» Problem statement
Exclude images, then output the remaining data verbatim.
#### Available data ####
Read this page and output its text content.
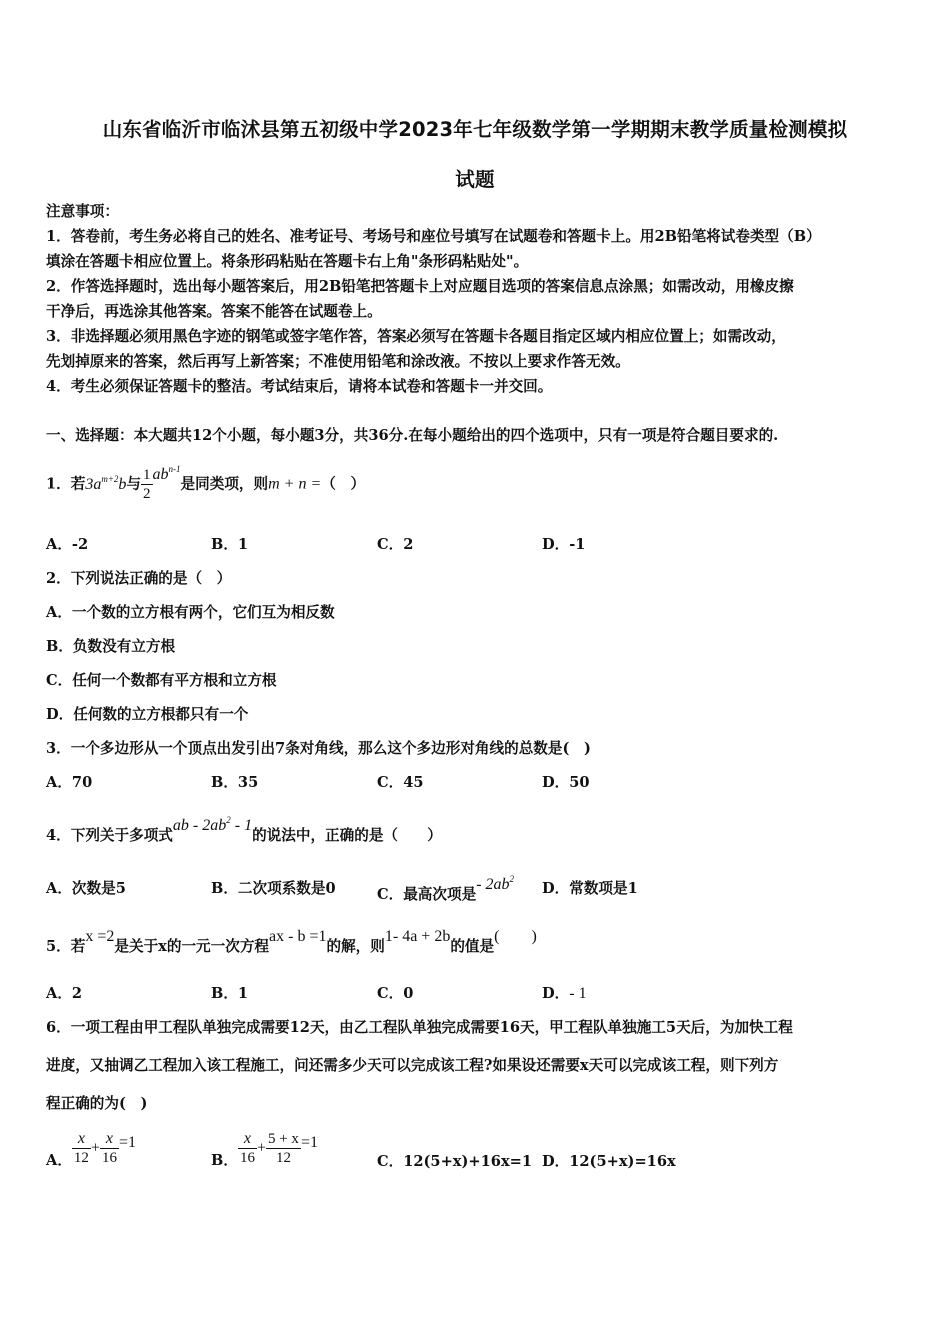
山东省临沂市临沭县第五初级中学2023年七年级数学第一学期期末教学质量检测模拟
试题
注意事项：
1．答卷前，考生务必将自己的姓名、准考证号、考场号和座位号填写在试题卷和答题卡上。用2B铅笔将试卷类型（B）
填涂在答题卡相应位置上。将条形码粘贴在答题卡右上角"条形码粘贴处"。
2．作答选择题时，选出每小题答案后，用2B铅笔把答题卡上对应题目选项的答案信息点涂黑；如需改动，用橡皮擦
干净后，再选涂其他答案。答案不能答在试题卷上。
3．非选择题必须用黑色字迹的钢笔或签字笔作答，答案必须写在答题卡各题目指定区域内相应位置上；如需改动，
先划掉原来的答案，然后再写上新答案；不准使用铅笔和涂改液。不按以上要求作答无效。
4．考生必须保证答题卡的整洁。考试结束后，请将本试卷和答题卡一并交回。
一、选择题：本大题共12个小题，每小题3分，共36分.在每小题给出的四个选项中，只有一项是符合题目要求的.
1．若$3a^{m+2}b$与 $\frac{1}{2} ab^{n-1}$是同类项，则m + n =（　）
A．-2	B．1	C．2	D．-1
2．下列说法正确的是（　）
A．一个数的立方根有两个，它们互为相反数
B．负数没有立方根
C．任何一个数都有平方根和立方根
D．任何数的立方根都只有一个
3．一个多边形从一个顶点出发引出7条对角线，那么这个多边形对角线的总数是(　)
A．70	B．35	C．45	D．50
4．下列关于多项式ab - $2ab^2 - 1$的说法中，正确的是（　　）
A．次数是5	B．二次项系数是0	C．最高次项是- $2ab^2$
D．常数项是1
5．若x =2是关于x的一元一次方程ax - b =1的解，则1- 4a + 2b的值是(　　)
A．2	B．1	C．0	D．- 1
6．一项工程由甲工程队单独完成需要12天，由乙工程队单独完成需要16天，甲工程队单独施工5天后，为加快工程
进度，又抽调乙工程加入该工程施工，问还需多少天可以完成该工程?如果设还需要x天可以完成该工程，则下列方
程正确的为(　)
A． $\frac{x}{12} + \frac{x}{16} =1$
B． $\frac{x}{16} + \frac{5 + x}{12} =1$
C．12(5+x)+16x=1 D．12(5+x)=16x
####
» Output of the exercise
Read this page and output its text content.
山东省临沂市临沭县第五初级中学2023年七年级数学第一学期期末教学质量检测模拟
试题
注意事项：
1．答卷前，考生务必将自己的姓名、准考证号、考场号和座位号填写在试题卷和答题卡上。用2B铅笔将试卷类型（B）
填涂在答题卡相应位置上。将条形码粘贴在答题卡右上角"条形码粘贴处"。
2．作答选择题时，选出每小题答案后，用2B铅笔把答题卡上对应题目选项的答案信息点涂黑；如需改动，用橡皮擦
干净后，再选涂其他答案。答案不能答在试题卷上。
3．非选择题必须用黑色字迹的钢笔或签字笔作答，答案必须写在答题卡各题目指定区域内相应位置上；如需改动，
先划掉原来的答案，然后再写上新答案；不准使用铅笔和涂改液。不按以上要求作答无效。
4．考生必须保证答题卡的整洁。考试结束后，请将本试卷和答题卡一并交回。
一、选择题：本大题共12个小题，每小题3分，共36分.在每小题给出的四个选项中，只有一项是符合题目要求的.
1．若$3a^{m+2}b$与 $\frac{1}{2} ab^{n-1}$是同类项，则m + n =（　）
A．-2	B．1	C．2	D．-1
2．下列说法正确的是（　）
A．一个数的立方根有两个，它们互为相反数
B．负数没有立方根
C．任何一个数都有平方根和立方根
D．任何数的立方根都只有一个
3．一个多边形从一个顶点出发引出7条对角线，那么这个多边形对角线的总数是(　)
A．70	B．35	C．45	D．50
4．下列关于多项式ab - $2ab^2 - 1$的说法中，正确的是（　　）
A．次数是5	B．二次项系数是0	C．最高次项是- $2ab^2$
D．常数项是1
5．若x =2是关于x的一元一次方程ax - b =1的解，则1- 4a + 2b的值是(　　)
A．2	B．1	C．0	D．- 1
6．一项工程由甲工程队单独完成需要12天，由乙工程队单独完成需要16天，甲工程队单独施工5天后，为加快工程
进度，又抽调乙工程加入该工程施工，问还需多少天可以完成该工程?如果设还需要x天可以完成该工程，则下列方
程正确的为(　)
A． $\frac{x}{12} + \frac{x}{16} =1$
B． $\frac{x}{16} + \frac{5 + x}{12} =1$
C．12(5+x)+16x=1 D．12(5+x)=16x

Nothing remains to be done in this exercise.